++++ Provided records ++++

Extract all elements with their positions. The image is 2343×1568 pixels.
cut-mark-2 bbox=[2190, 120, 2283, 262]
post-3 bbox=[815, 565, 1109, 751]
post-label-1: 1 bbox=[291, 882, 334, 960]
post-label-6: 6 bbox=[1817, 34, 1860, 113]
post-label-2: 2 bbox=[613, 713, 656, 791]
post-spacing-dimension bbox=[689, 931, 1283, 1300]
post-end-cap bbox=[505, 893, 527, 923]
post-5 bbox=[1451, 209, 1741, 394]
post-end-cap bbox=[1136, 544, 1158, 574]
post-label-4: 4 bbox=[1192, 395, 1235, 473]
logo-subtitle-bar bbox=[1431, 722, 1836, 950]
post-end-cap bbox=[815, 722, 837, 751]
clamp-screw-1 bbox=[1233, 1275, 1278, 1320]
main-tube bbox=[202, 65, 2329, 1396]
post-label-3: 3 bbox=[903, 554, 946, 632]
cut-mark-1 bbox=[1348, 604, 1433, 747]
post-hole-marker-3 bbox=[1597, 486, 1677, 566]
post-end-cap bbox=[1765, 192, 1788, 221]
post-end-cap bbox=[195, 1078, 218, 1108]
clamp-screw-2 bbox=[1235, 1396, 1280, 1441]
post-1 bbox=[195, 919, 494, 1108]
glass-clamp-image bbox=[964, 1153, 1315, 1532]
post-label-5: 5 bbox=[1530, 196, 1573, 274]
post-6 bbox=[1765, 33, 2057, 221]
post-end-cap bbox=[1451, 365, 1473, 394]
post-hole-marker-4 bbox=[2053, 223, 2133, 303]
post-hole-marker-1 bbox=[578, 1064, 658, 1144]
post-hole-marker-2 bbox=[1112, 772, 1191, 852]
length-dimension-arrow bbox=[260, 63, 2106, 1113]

++++

__Set task__.
Put the lines of the listing into a JSON list of strings, one string per line and no blank lines, starting at the first line and ending at the line containing "post-1 bbox=[195, 919, 494, 1108]".

__Problem solution__.
[
  "Extract all elements with their positions. The image is 2343×1568 pixels.",
  "cut-mark-2 bbox=[2190, 120, 2283, 262]",
  "post-3 bbox=[815, 565, 1109, 751]",
  "post-label-1: 1 bbox=[291, 882, 334, 960]",
  "post-label-6: 6 bbox=[1817, 34, 1860, 113]",
  "post-label-2: 2 bbox=[613, 713, 656, 791]",
  "post-spacing-dimension bbox=[689, 931, 1283, 1300]",
  "post-end-cap bbox=[505, 893, 527, 923]",
  "post-5 bbox=[1451, 209, 1741, 394]",
  "post-end-cap bbox=[1136, 544, 1158, 574]",
  "post-label-4: 4 bbox=[1192, 395, 1235, 473]",
  "logo-subtitle-bar bbox=[1431, 722, 1836, 950]",
  "post-end-cap bbox=[815, 722, 837, 751]",
  "clamp-screw-1 bbox=[1233, 1275, 1278, 1320]",
  "main-tube bbox=[202, 65, 2329, 1396]",
  "post-label-3: 3 bbox=[903, 554, 946, 632]",
  "cut-mark-1 bbox=[1348, 604, 1433, 747]",
  "post-hole-marker-3 bbox=[1597, 486, 1677, 566]",
  "post-end-cap bbox=[1765, 192, 1788, 221]",
  "post-end-cap bbox=[195, 1078, 218, 1108]",
  "clamp-screw-2 bbox=[1235, 1396, 1280, 1441]",
  "post-1 bbox=[195, 919, 494, 1108]"
]